(Stored entries)
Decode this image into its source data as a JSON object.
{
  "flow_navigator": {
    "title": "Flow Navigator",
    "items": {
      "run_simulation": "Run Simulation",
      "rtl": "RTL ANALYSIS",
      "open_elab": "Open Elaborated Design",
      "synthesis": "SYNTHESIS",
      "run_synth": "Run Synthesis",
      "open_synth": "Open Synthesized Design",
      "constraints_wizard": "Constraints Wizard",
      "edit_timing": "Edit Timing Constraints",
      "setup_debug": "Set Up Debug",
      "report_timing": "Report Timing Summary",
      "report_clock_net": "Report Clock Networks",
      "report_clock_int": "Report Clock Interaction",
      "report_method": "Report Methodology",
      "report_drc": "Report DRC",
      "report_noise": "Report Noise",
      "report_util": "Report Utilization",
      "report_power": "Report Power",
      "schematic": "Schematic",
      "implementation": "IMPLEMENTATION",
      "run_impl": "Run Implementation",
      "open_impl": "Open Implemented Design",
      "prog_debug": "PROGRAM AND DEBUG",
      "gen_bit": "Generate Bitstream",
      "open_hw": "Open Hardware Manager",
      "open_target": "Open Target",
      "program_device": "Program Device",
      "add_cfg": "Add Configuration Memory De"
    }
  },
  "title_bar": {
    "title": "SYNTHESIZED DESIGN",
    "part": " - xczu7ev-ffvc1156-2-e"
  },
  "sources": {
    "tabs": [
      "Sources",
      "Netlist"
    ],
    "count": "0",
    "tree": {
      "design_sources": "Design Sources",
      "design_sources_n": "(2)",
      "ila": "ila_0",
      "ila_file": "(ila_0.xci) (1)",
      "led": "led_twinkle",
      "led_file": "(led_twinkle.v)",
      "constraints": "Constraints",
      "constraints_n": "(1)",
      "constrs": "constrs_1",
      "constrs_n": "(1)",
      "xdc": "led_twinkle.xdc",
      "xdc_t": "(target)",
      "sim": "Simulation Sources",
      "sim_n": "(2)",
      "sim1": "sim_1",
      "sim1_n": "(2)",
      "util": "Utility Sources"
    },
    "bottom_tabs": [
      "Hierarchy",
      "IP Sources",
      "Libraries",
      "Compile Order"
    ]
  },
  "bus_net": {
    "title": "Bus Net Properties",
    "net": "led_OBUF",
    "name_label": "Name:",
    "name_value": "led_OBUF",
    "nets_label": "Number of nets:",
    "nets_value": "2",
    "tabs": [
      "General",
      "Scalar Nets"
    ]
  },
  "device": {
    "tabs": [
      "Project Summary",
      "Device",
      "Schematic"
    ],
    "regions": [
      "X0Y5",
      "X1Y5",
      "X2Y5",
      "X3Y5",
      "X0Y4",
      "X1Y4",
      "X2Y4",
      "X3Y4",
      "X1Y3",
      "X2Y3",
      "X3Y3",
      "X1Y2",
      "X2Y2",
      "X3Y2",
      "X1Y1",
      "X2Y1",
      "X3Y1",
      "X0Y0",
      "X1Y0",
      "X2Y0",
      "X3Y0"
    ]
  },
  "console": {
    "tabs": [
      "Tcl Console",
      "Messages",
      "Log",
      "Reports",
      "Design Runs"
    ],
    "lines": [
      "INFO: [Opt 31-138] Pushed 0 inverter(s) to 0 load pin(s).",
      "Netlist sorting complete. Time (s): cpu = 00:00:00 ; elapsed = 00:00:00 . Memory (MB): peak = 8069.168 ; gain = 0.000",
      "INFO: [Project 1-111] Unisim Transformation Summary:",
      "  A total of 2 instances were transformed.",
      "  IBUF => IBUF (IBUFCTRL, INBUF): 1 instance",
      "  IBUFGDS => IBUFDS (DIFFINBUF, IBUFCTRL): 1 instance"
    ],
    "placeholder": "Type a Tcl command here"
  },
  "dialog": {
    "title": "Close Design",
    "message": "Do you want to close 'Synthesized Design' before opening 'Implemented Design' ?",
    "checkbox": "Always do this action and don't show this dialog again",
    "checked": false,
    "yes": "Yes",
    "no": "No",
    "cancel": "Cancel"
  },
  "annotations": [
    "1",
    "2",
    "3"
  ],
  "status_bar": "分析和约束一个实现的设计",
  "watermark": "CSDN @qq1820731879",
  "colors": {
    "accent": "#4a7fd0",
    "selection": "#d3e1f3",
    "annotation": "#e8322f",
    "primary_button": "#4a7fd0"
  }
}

Aim: Isolate each line of the listing above that includes "Summary". Copy it.

Solved exercise:
      "report_timing": "Report Timing Summary",
      "Project Summary",
      "INFO: [Project 1-111] Unisim Transformation Summary:",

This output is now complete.